═══ EXTRACTED INFORMATION

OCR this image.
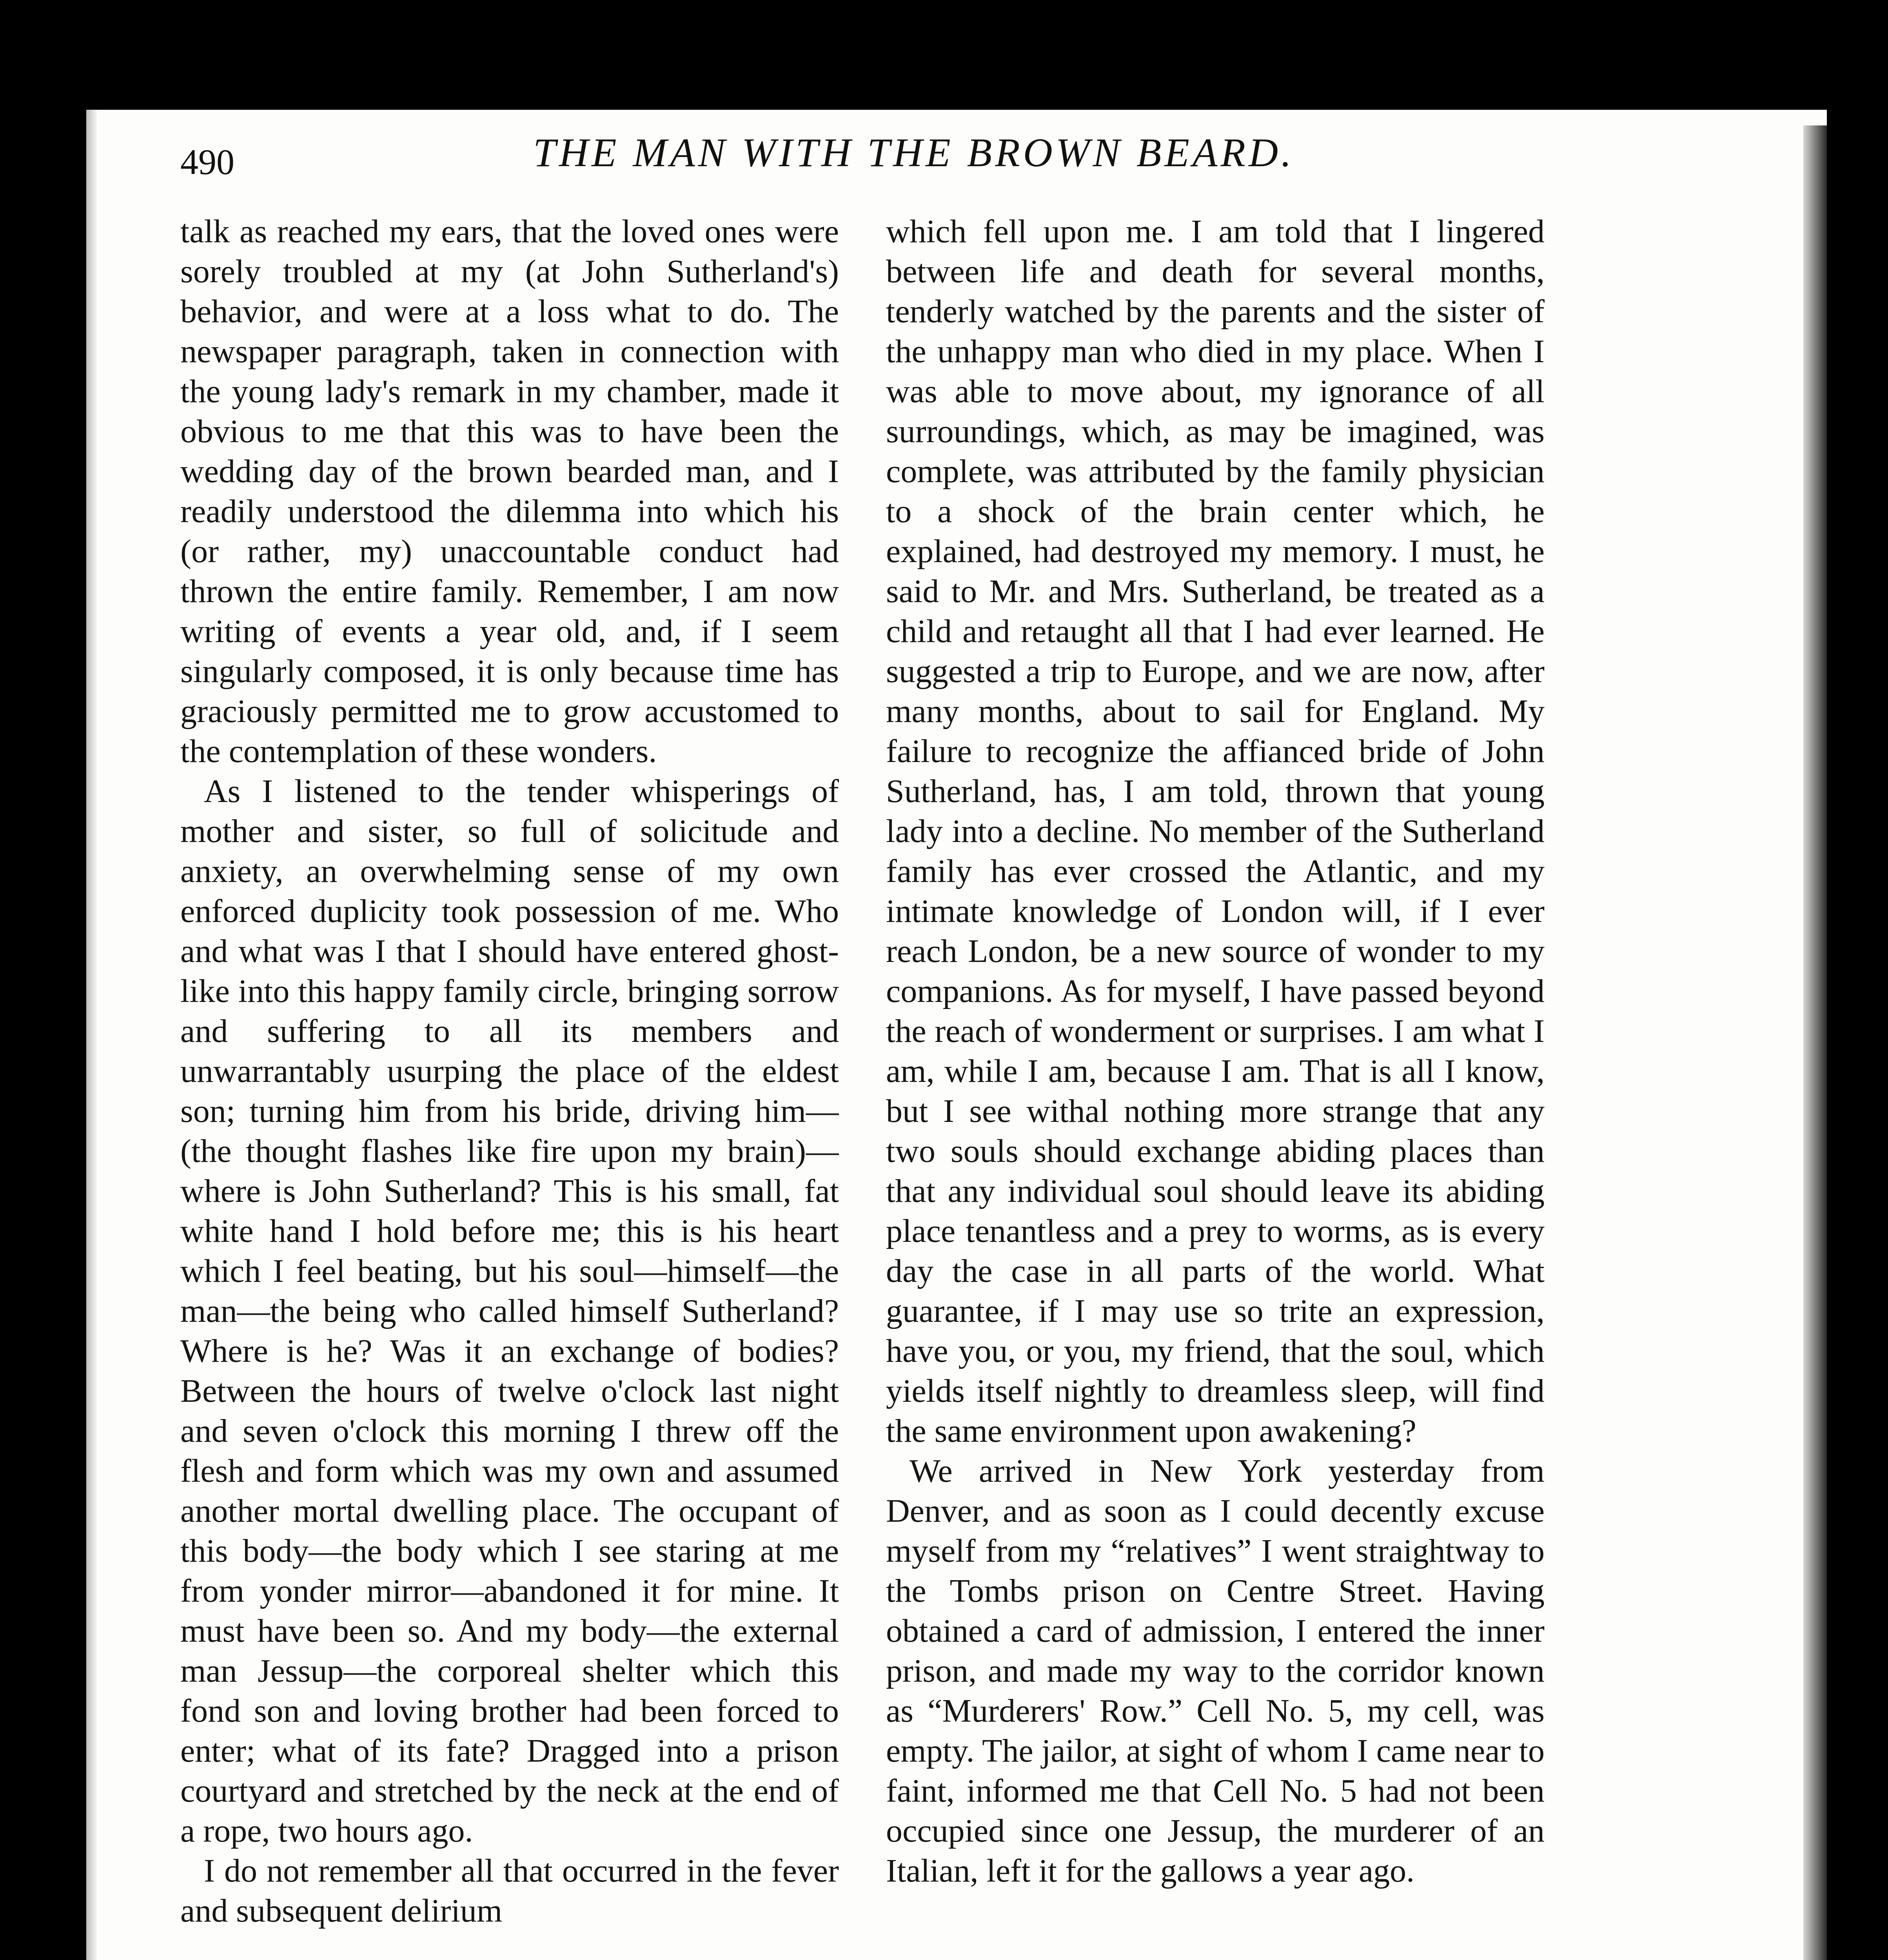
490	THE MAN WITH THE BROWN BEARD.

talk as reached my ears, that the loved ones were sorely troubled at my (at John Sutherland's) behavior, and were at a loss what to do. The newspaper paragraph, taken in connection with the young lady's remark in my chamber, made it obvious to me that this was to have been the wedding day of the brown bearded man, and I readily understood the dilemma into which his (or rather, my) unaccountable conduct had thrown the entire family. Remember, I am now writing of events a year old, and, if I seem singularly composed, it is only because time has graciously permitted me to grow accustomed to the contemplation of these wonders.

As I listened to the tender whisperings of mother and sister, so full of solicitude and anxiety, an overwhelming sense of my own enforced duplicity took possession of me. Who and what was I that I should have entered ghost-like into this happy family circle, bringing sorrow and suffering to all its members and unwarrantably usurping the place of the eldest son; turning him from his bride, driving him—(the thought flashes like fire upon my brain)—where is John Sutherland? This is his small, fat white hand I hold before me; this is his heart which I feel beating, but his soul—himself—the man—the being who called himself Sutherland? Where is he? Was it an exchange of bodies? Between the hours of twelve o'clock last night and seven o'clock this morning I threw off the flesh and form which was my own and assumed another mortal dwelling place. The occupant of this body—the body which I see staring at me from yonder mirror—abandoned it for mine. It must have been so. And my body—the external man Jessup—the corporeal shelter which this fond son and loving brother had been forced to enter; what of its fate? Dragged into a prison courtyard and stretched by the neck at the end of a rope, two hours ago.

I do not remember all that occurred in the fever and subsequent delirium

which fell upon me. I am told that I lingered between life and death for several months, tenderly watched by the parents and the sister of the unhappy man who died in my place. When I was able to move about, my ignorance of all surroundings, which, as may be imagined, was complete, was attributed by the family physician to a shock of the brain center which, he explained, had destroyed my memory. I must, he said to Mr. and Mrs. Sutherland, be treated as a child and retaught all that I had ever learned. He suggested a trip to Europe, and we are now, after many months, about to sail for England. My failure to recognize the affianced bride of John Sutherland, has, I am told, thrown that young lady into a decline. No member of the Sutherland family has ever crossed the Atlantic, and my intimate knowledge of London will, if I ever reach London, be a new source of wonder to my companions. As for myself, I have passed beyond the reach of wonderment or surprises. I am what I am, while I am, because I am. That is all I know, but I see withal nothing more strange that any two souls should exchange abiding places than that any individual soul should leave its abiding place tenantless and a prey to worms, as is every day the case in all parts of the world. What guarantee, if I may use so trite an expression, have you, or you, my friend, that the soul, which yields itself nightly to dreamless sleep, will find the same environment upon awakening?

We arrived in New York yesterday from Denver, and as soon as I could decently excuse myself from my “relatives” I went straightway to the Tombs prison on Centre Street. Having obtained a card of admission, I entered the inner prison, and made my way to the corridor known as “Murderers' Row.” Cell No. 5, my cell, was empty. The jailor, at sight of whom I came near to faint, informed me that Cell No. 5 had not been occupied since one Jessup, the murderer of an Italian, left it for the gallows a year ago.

══════

**DIRECTIONS FOR THIS TASK**
Say how many lines in this listing hold the string "made", giving the count and nothing more.

**WRITTEN ANSWER**
2